═══ Provided records ═══

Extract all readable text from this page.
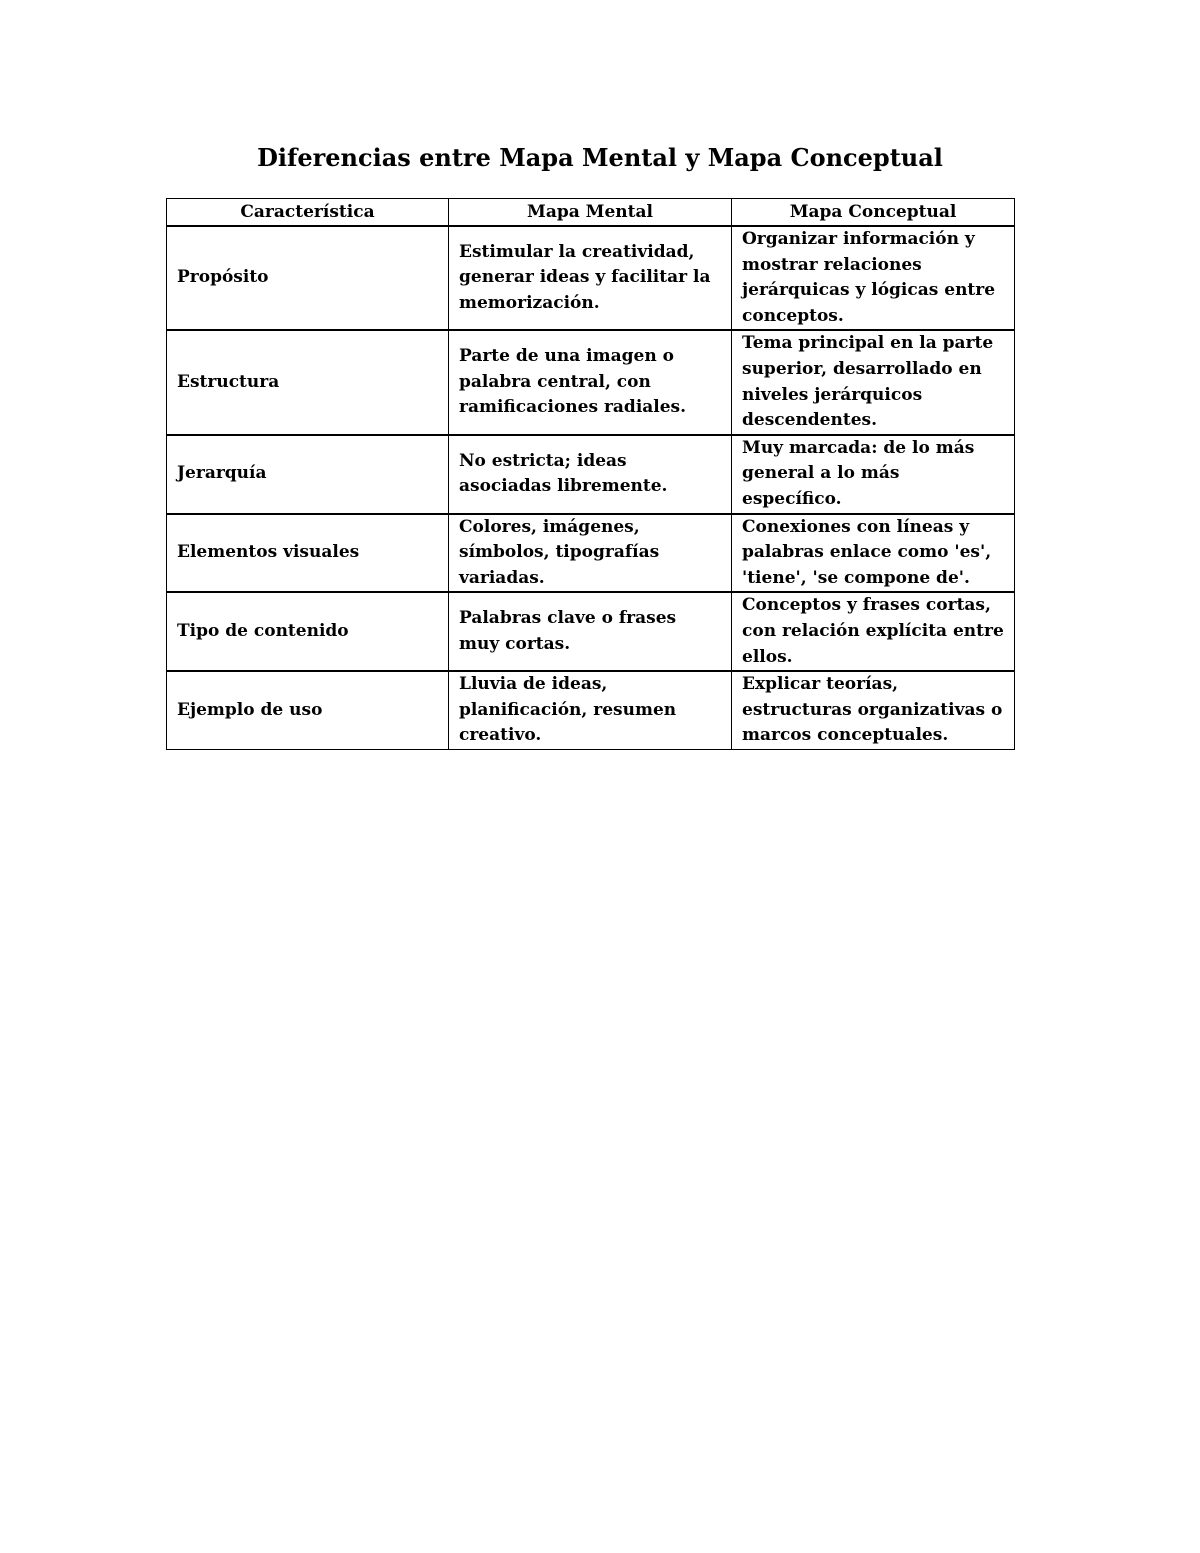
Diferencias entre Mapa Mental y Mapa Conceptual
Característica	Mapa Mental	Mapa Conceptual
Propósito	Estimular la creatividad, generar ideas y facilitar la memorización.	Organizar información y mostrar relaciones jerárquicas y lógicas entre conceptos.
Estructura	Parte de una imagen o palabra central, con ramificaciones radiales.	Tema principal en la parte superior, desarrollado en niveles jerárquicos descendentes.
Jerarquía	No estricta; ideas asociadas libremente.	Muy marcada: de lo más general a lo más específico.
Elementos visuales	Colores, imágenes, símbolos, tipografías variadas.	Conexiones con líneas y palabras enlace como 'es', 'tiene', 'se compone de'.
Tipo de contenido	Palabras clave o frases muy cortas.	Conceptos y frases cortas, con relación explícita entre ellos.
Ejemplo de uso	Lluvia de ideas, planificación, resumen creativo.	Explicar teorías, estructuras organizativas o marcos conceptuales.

═══

Action item: Every line of the material that holds the word "ideas" must be found and copied.

Response:
Propósito	Estimular la creatividad, generar ideas y facilitar la memorización.	Organizar información y mostrar relaciones jerárquicas y lógicas entre conceptos.
Jerarquía	No estricta; ideas asociadas libremente.	Muy marcada: de lo más general a lo más específico.
Ejemplo de uso	Lluvia de ideas, planificación, resumen creativo.	Explicar teorías, estructuras organizativas o marcos conceptuales.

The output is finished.